## BEGIN RECORD EXCERPTS

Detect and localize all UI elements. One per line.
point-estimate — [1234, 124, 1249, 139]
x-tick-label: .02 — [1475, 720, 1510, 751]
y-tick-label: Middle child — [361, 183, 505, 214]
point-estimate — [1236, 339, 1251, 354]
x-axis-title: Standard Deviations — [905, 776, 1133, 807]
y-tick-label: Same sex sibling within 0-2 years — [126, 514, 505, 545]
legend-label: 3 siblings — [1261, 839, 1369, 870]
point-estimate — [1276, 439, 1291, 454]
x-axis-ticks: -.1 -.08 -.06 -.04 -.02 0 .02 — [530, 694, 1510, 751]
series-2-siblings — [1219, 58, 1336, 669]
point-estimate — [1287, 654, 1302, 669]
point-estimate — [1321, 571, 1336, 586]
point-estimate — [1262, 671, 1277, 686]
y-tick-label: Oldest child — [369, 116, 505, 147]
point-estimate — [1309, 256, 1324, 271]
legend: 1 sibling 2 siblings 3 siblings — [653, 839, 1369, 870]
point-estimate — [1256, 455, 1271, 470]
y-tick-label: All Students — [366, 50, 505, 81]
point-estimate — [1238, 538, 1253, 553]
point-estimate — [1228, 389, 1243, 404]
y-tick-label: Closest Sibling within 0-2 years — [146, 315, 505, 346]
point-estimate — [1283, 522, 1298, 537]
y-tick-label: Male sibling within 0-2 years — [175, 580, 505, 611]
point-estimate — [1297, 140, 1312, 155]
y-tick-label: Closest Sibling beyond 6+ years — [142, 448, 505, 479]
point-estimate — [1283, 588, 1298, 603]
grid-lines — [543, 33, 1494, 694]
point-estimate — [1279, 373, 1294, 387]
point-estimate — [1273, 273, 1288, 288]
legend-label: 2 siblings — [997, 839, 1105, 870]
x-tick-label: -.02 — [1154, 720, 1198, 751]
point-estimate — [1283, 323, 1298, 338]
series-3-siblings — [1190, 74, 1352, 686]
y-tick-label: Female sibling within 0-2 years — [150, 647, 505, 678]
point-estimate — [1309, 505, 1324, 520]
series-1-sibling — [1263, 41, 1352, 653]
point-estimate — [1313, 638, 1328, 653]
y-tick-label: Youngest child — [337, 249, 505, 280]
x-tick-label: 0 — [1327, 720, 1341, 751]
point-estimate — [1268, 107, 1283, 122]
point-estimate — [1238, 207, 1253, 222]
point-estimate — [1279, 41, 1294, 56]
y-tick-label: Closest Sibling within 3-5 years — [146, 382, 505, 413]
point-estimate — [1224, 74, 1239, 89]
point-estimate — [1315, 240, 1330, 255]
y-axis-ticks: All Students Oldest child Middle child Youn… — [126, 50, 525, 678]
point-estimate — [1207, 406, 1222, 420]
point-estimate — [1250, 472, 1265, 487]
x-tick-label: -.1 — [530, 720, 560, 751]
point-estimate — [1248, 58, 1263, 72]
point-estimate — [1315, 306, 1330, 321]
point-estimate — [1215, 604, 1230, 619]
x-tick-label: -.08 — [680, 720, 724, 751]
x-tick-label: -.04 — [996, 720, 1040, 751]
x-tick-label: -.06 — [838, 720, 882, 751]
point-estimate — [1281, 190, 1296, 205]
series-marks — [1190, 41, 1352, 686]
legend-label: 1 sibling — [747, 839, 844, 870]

## END RECORD EXCERPTS

→ EXERCISE GOAL:
Reproduce the rows verbatim, from the very first row through the one that contains "point-estimate — [1236, 339, 1251, 354]".

→ WRITTEN RESPONSE:
Detect and localize all UI elements. One per line.
point-estimate — [1234, 124, 1249, 139]
x-tick-label: .02 — [1475, 720, 1510, 751]
y-tick-label: Middle child — [361, 183, 505, 214]
point-estimate — [1236, 339, 1251, 354]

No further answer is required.